---- Information supplied

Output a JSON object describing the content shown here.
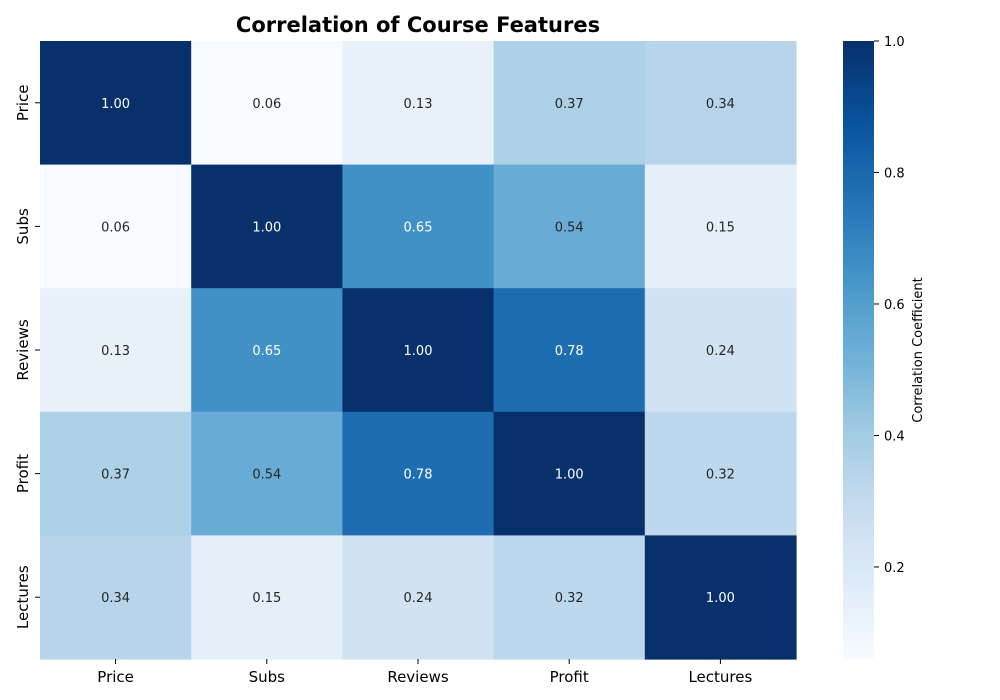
{
  "chart_data": {
    "type": "heatmap",
    "title": "Correlation of Course Features",
    "x_categories": [
      "Price",
      "Subs",
      "Reviews",
      "Profit",
      "Lectures"
    ],
    "y_categories": [
      "Price",
      "Subs",
      "Reviews",
      "Profit",
      "Lectures"
    ],
    "values": [
      [
        1.0,
        0.06,
        0.13,
        0.37,
        0.34
      ],
      [
        0.06,
        1.0,
        0.65,
        0.54,
        0.15
      ],
      [
        0.13,
        0.65,
        1.0,
        0.78,
        0.24
      ],
      [
        0.37,
        0.54,
        0.78,
        1.0,
        0.32
      ],
      [
        0.34,
        0.15,
        0.24,
        0.32,
        1.0
      ]
    ],
    "value_format": "0.00",
    "colormap": "Blues",
    "colorbar": {
      "label": "Correlation Coefficient",
      "range": [
        0.06,
        1.0
      ],
      "ticks": [
        0.2,
        0.4,
        0.6,
        0.8,
        1.0
      ],
      "tick_labels": [
        "0.2",
        "0.4",
        "0.6",
        "0.8",
        "1.0"
      ]
    }
  }
}
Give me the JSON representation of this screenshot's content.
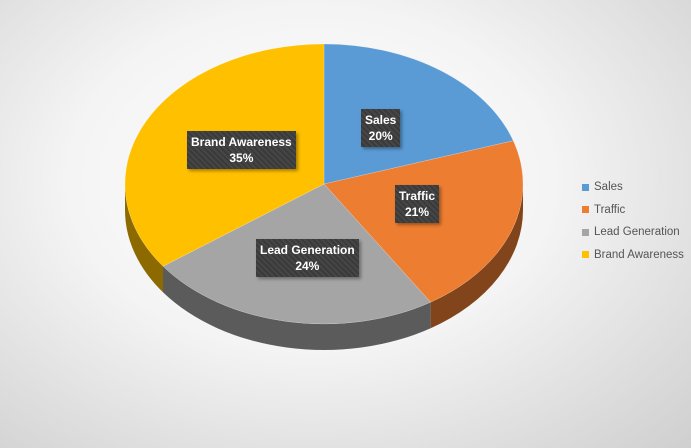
{
  "chart_data": {
    "type": "pie",
    "style": "3d",
    "categories": [
      "Sales",
      "Traffic",
      "Lead Generation",
      "Brand Awareness"
    ],
    "values": [
      20,
      21,
      24,
      35
    ],
    "data_labels": [
      {
        "category": "Sales",
        "percent": "20%"
      },
      {
        "category": "Traffic",
        "percent": "21%"
      },
      {
        "category": "Lead Generation",
        "percent": "24%"
      },
      {
        "category": "Brand Awareness",
        "percent": "35%"
      }
    ],
    "colors": [
      "#5B9BD5",
      "#ED7D31",
      "#A5A5A5",
      "#FFC000"
    ],
    "legend": {
      "position": "right",
      "items": [
        "Sales",
        "Traffic",
        "Lead Generation",
        "Brand Awareness"
      ]
    },
    "title": ""
  }
}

--------

◆ Brief ◆
Print the records word for word and exclude any picture they hold.

◆ Written response ◆
Output a JSON object describing the content shown here.
{
  "chart_data": {
    "type": "heatmap",
    "title": "Correlation of Course Features",
    "x_categories": [
      "Price",
      "Subs",
      "Reviews",
      "Profit",
      "Lectures"
    ],
    "y_categories": [
      "Price",
      "Subs",
      "Reviews",
      "Profit",
      "Lectures"
    ],
    "values": [
      [
        1.0,
        0.06,
        0.13,
        0.37,
        0.34
      ],
      [
        0.06,
        1.0,
        0.65,
        0.54,
        0.15
      ],
      [
        0.13,
        0.65,
        1.0,
        0.78,
        0.24
      ],
      [
        0.37,
        0.54,
        0.78,
        1.0,
        0.32
      ],
      [
        0.34,
        0.15,
        0.24,
        0.32,
        1.0
      ]
    ],
    "value_format": "0.00",
    "colormap": "Blues",
    "colorbar": {
      "label": "Correlation Coefficient",
      "range": [
        0.06,
        1.0
      ],
      "ticks": [
        0.2,
        0.4,
        0.6,
        0.8,
        1.0
      ],
      "tick_labels": [
        "0.2",
        "0.4",
        "0.6",
        "0.8",
        "1.0"
      ]
    }
  }
}
Give me the JSON representation of this screenshot's content.
{
  "chart_data": {
    "type": "pie",
    "style": "3d",
    "categories": [
      "Sales",
      "Traffic",
      "Lead Generation",
      "Brand Awareness"
    ],
    "values": [
      20,
      21,
      24,
      35
    ],
    "data_labels": [
      {
        "category": "Sales",
        "percent": "20%"
      },
      {
        "category": "Traffic",
        "percent": "21%"
      },
      {
        "category": "Lead Generation",
        "percent": "24%"
      },
      {
        "category": "Brand Awareness",
        "percent": "35%"
      }
    ],
    "colors": [
      "#5B9BD5",
      "#ED7D31",
      "#A5A5A5",
      "#FFC000"
    ],
    "legend": {
      "position": "right",
      "items": [
        "Sales",
        "Traffic",
        "Lead Generation",
        "Brand Awareness"
      ]
    },
    "title": ""
  }
}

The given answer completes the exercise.